— Start —
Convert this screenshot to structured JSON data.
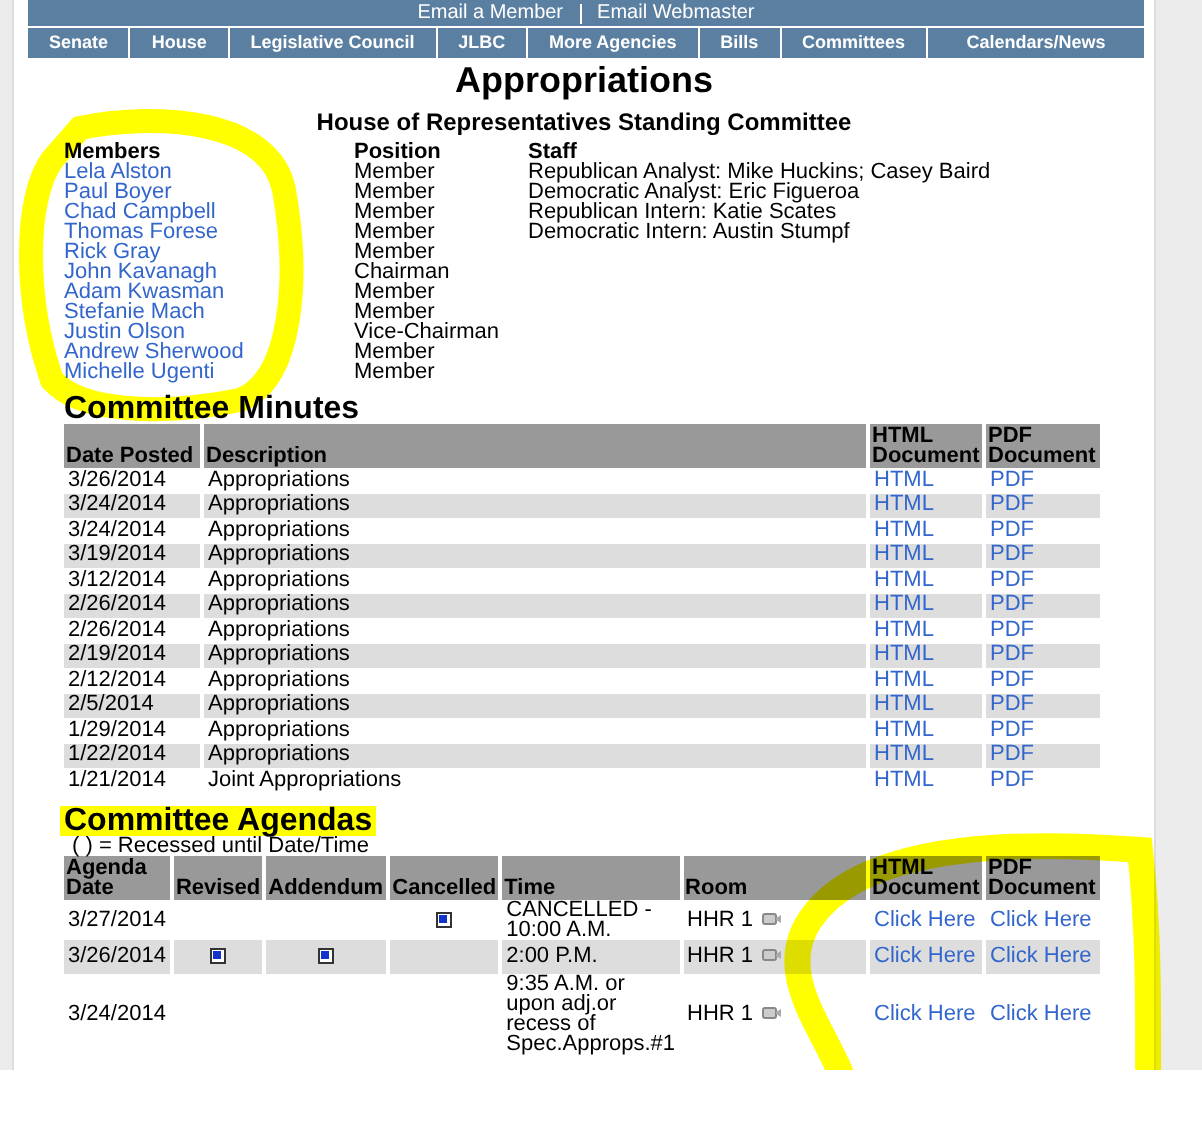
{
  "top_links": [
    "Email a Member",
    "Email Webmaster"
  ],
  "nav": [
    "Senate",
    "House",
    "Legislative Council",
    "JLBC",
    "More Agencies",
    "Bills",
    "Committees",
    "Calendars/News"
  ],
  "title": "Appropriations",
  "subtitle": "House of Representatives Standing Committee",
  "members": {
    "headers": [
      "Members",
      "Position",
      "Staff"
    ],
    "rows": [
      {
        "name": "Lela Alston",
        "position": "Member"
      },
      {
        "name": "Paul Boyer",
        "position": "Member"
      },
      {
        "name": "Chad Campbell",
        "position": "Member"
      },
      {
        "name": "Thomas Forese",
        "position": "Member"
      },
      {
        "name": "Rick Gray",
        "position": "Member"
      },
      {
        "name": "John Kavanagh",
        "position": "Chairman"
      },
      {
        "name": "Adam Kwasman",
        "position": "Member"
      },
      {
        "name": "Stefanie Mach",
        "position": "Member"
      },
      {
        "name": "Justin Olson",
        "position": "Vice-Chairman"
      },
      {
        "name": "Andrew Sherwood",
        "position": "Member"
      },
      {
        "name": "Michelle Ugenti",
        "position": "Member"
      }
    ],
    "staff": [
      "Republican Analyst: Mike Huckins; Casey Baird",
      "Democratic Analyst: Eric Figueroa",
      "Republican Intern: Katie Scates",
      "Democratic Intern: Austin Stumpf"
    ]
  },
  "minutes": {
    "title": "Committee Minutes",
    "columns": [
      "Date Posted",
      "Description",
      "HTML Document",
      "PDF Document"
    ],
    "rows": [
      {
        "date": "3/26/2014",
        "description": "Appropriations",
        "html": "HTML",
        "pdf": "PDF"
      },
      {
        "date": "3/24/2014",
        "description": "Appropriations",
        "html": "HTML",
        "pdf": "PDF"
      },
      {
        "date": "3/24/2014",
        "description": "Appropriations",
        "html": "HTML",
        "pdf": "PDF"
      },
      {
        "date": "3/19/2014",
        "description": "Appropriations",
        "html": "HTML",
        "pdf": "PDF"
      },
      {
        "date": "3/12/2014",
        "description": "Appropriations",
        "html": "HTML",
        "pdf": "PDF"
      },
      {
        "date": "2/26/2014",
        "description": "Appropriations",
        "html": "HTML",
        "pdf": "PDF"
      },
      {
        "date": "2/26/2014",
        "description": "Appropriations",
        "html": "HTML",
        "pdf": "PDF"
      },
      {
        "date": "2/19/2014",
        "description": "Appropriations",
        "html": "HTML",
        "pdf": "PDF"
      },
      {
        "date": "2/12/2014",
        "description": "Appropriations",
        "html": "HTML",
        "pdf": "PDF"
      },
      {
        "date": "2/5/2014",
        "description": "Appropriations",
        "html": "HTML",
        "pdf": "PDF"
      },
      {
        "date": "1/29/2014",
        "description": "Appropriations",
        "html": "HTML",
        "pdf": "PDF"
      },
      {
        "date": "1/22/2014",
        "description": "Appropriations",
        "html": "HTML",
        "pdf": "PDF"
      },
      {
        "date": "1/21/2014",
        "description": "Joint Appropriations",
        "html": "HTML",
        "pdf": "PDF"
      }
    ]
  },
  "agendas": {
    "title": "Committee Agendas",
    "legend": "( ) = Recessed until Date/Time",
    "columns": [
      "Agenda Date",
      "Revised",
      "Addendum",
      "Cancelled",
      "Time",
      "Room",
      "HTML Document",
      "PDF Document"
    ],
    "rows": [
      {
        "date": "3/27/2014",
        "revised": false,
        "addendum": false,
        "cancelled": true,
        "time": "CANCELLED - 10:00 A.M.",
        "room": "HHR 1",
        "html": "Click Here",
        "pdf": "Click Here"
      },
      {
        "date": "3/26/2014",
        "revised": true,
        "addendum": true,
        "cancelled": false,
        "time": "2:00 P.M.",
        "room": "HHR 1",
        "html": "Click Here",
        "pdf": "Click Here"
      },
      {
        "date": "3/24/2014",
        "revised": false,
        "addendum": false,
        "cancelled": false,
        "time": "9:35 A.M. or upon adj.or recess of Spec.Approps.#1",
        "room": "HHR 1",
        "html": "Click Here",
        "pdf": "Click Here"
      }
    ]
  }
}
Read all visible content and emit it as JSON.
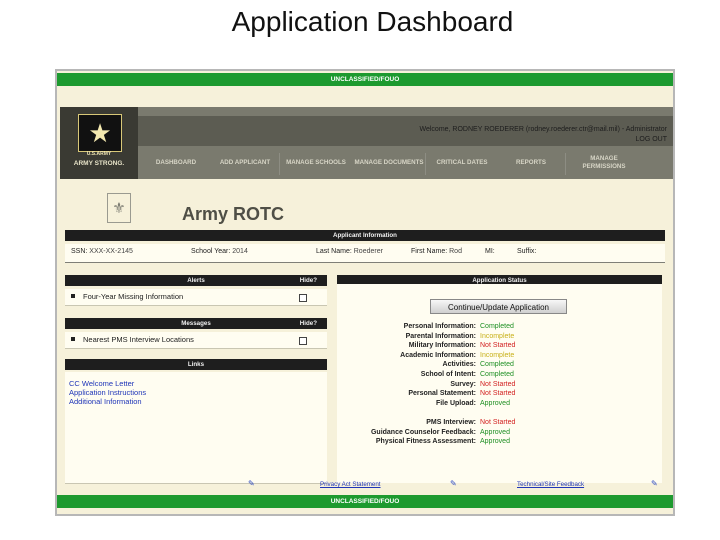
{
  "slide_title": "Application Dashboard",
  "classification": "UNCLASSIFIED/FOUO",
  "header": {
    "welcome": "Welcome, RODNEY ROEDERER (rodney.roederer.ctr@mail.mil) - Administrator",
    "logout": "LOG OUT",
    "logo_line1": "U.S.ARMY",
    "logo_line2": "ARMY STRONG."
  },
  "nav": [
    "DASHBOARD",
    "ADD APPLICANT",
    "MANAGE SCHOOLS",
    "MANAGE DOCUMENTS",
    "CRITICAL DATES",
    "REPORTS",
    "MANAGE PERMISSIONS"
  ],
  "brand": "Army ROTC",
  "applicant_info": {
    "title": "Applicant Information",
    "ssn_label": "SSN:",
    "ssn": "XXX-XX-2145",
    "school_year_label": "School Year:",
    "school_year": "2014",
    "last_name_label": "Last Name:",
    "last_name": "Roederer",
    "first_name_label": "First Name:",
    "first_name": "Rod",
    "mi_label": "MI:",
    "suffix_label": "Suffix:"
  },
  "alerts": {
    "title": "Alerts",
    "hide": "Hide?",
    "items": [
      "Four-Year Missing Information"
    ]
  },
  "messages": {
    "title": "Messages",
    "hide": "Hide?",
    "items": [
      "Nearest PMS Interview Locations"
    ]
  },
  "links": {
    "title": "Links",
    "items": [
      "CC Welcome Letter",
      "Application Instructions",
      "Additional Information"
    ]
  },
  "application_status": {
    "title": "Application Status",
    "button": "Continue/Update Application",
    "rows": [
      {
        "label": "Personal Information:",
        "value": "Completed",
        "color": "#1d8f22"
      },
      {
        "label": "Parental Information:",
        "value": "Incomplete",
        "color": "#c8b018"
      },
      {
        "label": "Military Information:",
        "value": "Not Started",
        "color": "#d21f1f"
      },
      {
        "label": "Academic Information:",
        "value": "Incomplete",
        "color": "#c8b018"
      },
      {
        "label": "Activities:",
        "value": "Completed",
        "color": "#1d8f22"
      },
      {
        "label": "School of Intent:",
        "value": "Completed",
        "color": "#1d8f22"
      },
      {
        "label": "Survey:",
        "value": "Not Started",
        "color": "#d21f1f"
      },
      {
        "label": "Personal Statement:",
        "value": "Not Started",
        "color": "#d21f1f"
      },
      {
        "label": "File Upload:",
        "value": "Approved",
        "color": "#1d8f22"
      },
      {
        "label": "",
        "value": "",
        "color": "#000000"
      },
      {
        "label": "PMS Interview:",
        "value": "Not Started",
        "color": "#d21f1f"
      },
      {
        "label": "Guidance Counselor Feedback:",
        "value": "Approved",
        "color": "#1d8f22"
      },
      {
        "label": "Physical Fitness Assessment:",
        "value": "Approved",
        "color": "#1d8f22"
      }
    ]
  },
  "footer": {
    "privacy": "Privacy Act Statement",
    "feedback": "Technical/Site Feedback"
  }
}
— End —
#### OBJECTIVE:
Your copy should hold every record word for word and none of the pictures.

#### FINISHED ANSWER:
Convert this screenshot to structured JSON data.
{
  "top_links": [
    "Email a Member",
    "Email Webmaster"
  ],
  "nav": [
    "Senate",
    "House",
    "Legislative Council",
    "JLBC",
    "More Agencies",
    "Bills",
    "Committees",
    "Calendars/News"
  ],
  "title": "Appropriations",
  "subtitle": "House of Representatives Standing Committee",
  "members": {
    "headers": [
      "Members",
      "Position",
      "Staff"
    ],
    "rows": [
      {
        "name": "Lela Alston",
        "position": "Member"
      },
      {
        "name": "Paul Boyer",
        "position": "Member"
      },
      {
        "name": "Chad Campbell",
        "position": "Member"
      },
      {
        "name": "Thomas Forese",
        "position": "Member"
      },
      {
        "name": "Rick Gray",
        "position": "Member"
      },
      {
        "name": "John Kavanagh",
        "position": "Chairman"
      },
      {
        "name": "Adam Kwasman",
        "position": "Member"
      },
      {
        "name": "Stefanie Mach",
        "position": "Member"
      },
      {
        "name": "Justin Olson",
        "position": "Vice-Chairman"
      },
      {
        "name": "Andrew Sherwood",
        "position": "Member"
      },
      {
        "name": "Michelle Ugenti",
        "position": "Member"
      }
    ],
    "staff": [
      "Republican Analyst: Mike Huckins; Casey Baird",
      "Democratic Analyst: Eric Figueroa",
      "Republican Intern: Katie Scates",
      "Democratic Intern: Austin Stumpf"
    ]
  },
  "minutes": {
    "title": "Committee Minutes",
    "columns": [
      "Date Posted",
      "Description",
      "HTML Document",
      "PDF Document"
    ],
    "rows": [
      {
        "date": "3/26/2014",
        "description": "Appropriations",
        "html": "HTML",
        "pdf": "PDF"
      },
      {
        "date": "3/24/2014",
        "description": "Appropriations",
        "html": "HTML",
        "pdf": "PDF"
      },
      {
        "date": "3/24/2014",
        "description": "Appropriations",
        "html": "HTML",
        "pdf": "PDF"
      },
      {
        "date": "3/19/2014",
        "description": "Appropriations",
        "html": "HTML",
        "pdf": "PDF"
      },
      {
        "date": "3/12/2014",
        "description": "Appropriations",
        "html": "HTML",
        "pdf": "PDF"
      },
      {
        "date": "2/26/2014",
        "description": "Appropriations",
        "html": "HTML",
        "pdf": "PDF"
      },
      {
        "date": "2/26/2014",
        "description": "Appropriations",
        "html": "HTML",
        "pdf": "PDF"
      },
      {
        "date": "2/19/2014",
        "description": "Appropriations",
        "html": "HTML",
        "pdf": "PDF"
      },
      {
        "date": "2/12/2014",
        "description": "Appropriations",
        "html": "HTML",
        "pdf": "PDF"
      },
      {
        "date": "2/5/2014",
        "description": "Appropriations",
        "html": "HTML",
        "pdf": "PDF"
      },
      {
        "date": "1/29/2014",
        "description": "Appropriations",
        "html": "HTML",
        "pdf": "PDF"
      },
      {
        "date": "1/22/2014",
        "description": "Appropriations",
        "html": "HTML",
        "pdf": "PDF"
      },
      {
        "date": "1/21/2014",
        "description": "Joint Appropriations",
        "html": "HTML",
        "pdf": "PDF"
      }
    ]
  },
  "agendas": {
    "title": "Committee Agendas",
    "legend": "( ) = Recessed until Date/Time",
    "columns": [
      "Agenda Date",
      "Revised",
      "Addendum",
      "Cancelled",
      "Time",
      "Room",
      "HTML Document",
      "PDF Document"
    ],
    "rows": [
      {
        "date": "3/27/2014",
        "revised": false,
        "addendum": false,
        "cancelled": true,
        "time": "CANCELLED - 10:00 A.M.",
        "room": "HHR 1",
        "html": "Click Here",
        "pdf": "Click Here"
      },
      {
        "date": "3/26/2014",
        "revised": true,
        "addendum": true,
        "cancelled": false,
        "time": "2:00 P.M.",
        "room": "HHR 1",
        "html": "Click Here",
        "pdf": "Click Here"
      },
      {
        "date": "3/24/2014",
        "revised": false,
        "addendum": false,
        "cancelled": false,
        "time": "9:35 A.M. or upon adj.or recess of Spec.Approps.#1",
        "room": "HHR 1",
        "html": "Click Here",
        "pdf": "Click Here"
      }
    ]
  }
}
Read all visible content and emit it as JSON.
{
  "slide_title": "Application Dashboard",
  "classification": "UNCLASSIFIED/FOUO",
  "header": {
    "welcome": "Welcome, RODNEY ROEDERER (rodney.roederer.ctr@mail.mil) - Administrator",
    "logout": "LOG OUT",
    "logo_line1": "U.S.ARMY",
    "logo_line2": "ARMY STRONG."
  },
  "nav": [
    "DASHBOARD",
    "ADD APPLICANT",
    "MANAGE SCHOOLS",
    "MANAGE DOCUMENTS",
    "CRITICAL DATES",
    "REPORTS",
    "MANAGE PERMISSIONS"
  ],
  "brand": "Army ROTC",
  "applicant_info": {
    "title": "Applicant Information",
    "ssn_label": "SSN:",
    "ssn": "XXX-XX-2145",
    "school_year_label": "School Year:",
    "school_year": "2014",
    "last_name_label": "Last Name:",
    "last_name": "Roederer",
    "first_name_label": "First Name:",
    "first_name": "Rod",
    "mi_label": "MI:",
    "suffix_label": "Suffix:"
  },
  "alerts": {
    "title": "Alerts",
    "hide": "Hide?",
    "items": [
      "Four-Year Missing Information"
    ]
  },
  "messages": {
    "title": "Messages",
    "hide": "Hide?",
    "items": [
      "Nearest PMS Interview Locations"
    ]
  },
  "links": {
    "title": "Links",
    "items": [
      "CC Welcome Letter",
      "Application Instructions",
      "Additional Information"
    ]
  },
  "application_status": {
    "title": "Application Status",
    "button": "Continue/Update Application",
    "rows": [
      {
        "label": "Personal Information:",
        "value": "Completed",
        "color": "#1d8f22"
      },
      {
        "label": "Parental Information:",
        "value": "Incomplete",
        "color": "#c8b018"
      },
      {
        "label": "Military Information:",
        "value": "Not Started",
        "color": "#d21f1f"
      },
      {
        "label": "Academic Information:",
        "value": "Incomplete",
        "color": "#c8b018"
      },
      {
        "label": "Activities:",
        "value": "Completed",
        "color": "#1d8f22"
      },
      {
        "label": "School of Intent:",
        "value": "Completed",
        "color": "#1d8f22"
      },
      {
        "label": "Survey:",
        "value": "Not Started",
        "color": "#d21f1f"
      },
      {
        "label": "Personal Statement:",
        "value": "Not Started",
        "color": "#d21f1f"
      },
      {
        "label": "File Upload:",
        "value": "Approved",
        "color": "#1d8f22"
      },
      {
        "label": "",
        "value": "",
        "color": "#000000"
      },
      {
        "label": "PMS Interview:",
        "value": "Not Started",
        "color": "#d21f1f"
      },
      {
        "label": "Guidance Counselor Feedback:",
        "value": "Approved",
        "color": "#1d8f22"
      },
      {
        "label": "Physical Fitness Assessment:",
        "value": "Approved",
        "color": "#1d8f22"
      }
    ]
  },
  "footer": {
    "privacy": "Privacy Act Statement",
    "feedback": "Technical/Site Feedback"
  }
}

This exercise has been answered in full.